Entries follow. Set all of them down as they stand.

===== Extracted information

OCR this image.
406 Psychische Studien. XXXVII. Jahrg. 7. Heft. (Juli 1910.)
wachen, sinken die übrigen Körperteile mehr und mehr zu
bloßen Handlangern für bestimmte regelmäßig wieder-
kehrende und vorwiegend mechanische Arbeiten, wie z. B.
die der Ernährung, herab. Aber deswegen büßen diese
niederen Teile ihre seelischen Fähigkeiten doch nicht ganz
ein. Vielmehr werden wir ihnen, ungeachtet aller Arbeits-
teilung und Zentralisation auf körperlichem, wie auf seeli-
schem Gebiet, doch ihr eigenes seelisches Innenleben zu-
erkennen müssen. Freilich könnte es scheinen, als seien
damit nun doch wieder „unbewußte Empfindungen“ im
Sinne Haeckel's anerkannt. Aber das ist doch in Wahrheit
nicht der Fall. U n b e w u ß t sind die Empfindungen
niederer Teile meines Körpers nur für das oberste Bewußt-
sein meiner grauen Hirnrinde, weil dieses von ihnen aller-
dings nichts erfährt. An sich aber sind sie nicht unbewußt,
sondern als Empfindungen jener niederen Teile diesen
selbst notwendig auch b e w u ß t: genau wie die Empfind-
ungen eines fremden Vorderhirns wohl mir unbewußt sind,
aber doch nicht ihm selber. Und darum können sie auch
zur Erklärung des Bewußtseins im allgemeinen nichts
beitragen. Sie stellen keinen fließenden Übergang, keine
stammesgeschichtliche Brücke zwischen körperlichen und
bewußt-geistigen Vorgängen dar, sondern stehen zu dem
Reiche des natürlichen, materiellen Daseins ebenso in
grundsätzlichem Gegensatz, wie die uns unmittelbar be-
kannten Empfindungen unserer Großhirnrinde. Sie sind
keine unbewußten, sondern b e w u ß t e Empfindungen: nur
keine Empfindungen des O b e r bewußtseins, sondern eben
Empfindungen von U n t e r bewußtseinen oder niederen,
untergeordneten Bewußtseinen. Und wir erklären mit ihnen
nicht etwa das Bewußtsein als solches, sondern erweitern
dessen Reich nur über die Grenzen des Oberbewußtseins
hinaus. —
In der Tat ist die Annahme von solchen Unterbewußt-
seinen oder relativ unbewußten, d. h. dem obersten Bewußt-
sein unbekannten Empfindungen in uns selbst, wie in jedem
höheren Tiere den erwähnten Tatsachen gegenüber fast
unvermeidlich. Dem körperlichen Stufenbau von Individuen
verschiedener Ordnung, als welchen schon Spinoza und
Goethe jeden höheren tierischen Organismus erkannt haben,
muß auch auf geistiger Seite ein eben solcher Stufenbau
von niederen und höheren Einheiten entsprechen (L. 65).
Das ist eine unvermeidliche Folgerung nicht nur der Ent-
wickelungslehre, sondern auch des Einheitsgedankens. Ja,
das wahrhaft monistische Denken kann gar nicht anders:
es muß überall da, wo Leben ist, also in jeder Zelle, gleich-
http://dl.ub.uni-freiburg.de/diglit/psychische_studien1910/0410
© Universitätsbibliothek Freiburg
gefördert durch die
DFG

==========

Answer to this exercise:
OCR this image.
406 Psychische Studien. XXXVII. Jahrg. 7. Heft. (Juli 1910.)
wachen, sinken die übrigen Körperteile mehr und mehr zu
bloßen Handlangern für bestimmte regelmäßig wieder-
kehrende und vorwiegend mechanische Arbeiten, wie z. B.
die der Ernährung, herab. Aber deswegen büßen diese
niederen Teile ihre seelischen Fähigkeiten doch nicht ganz
ein. Vielmehr werden wir ihnen, ungeachtet aller Arbeits-
teilung und Zentralisation auf körperlichem, wie auf seeli-
schem Gebiet, doch ihr eigenes seelisches Innenleben zu-
erkennen müssen. Freilich könnte es scheinen, als seien
damit nun doch wieder „unbewußte Empfindungen“ im
Sinne Haeckel's anerkannt. Aber das ist doch in Wahrheit
nicht der Fall. U n b e w u ß t sind die Empfindungen
niederer Teile meines Körpers nur für das oberste Bewußt-
sein meiner grauen Hirnrinde, weil dieses von ihnen aller-
dings nichts erfährt. An sich aber sind sie nicht unbewußt,
sondern als Empfindungen jener niederen Teile diesen
selbst notwendig auch b e w u ß t: genau wie die Empfind-
ungen eines fremden Vorderhirns wohl mir unbewußt sind,
aber doch nicht ihm selber. Und darum können sie auch
zur Erklärung des Bewußtseins im allgemeinen nichts
beitragen. Sie stellen keinen fließenden Übergang, keine
stammesgeschichtliche Brücke zwischen körperlichen und
bewußt-geistigen Vorgängen dar, sondern stehen zu dem
Reiche des natürlichen, materiellen Daseins ebenso in
grundsätzlichem Gegensatz, wie die uns unmittelbar be-
kannten Empfindungen unserer Großhirnrinde. Sie sind
keine unbewußten, sondern b e w u ß t e Empfindungen: nur
keine Empfindungen des O b e r bewußtseins, sondern eben
Empfindungen von U n t e r bewußtseinen oder niederen,
untergeordneten Bewußtseinen. Und wir erklären mit ihnen
nicht etwa das Bewußtsein als solches, sondern erweitern
dessen Reich nur über die Grenzen des Oberbewußtseins
hinaus. —
In der Tat ist die Annahme von solchen Unterbewußt-
seinen oder relativ unbewußten, d. h. dem obersten Bewußt-
sein unbekannten Empfindungen in uns selbst, wie in jedem
höheren Tiere den erwähnten Tatsachen gegenüber fast
unvermeidlich. Dem körperlichen Stufenbau von Individuen
verschiedener Ordnung, als welchen schon Spinoza und
Goethe jeden höheren tierischen Organismus erkannt haben,
muß auch auf geistiger Seite ein eben solcher Stufenbau
von niederen und höheren Einheiten entsprechen (L. 65).
Das ist eine unvermeidliche Folgerung nicht nur der Ent-
wickelungslehre, sondern auch des Einheitsgedankens. Ja,
das wahrhaft monistische Denken kann gar nicht anders:
es muß überall da, wo Leben ist, also in jeder Zelle, gleich-
http://dl.ub.uni-freiburg.de/diglit/psychische_studien1910/0410
© Universitätsbibliothek Freiburg
gefördert durch die
DFG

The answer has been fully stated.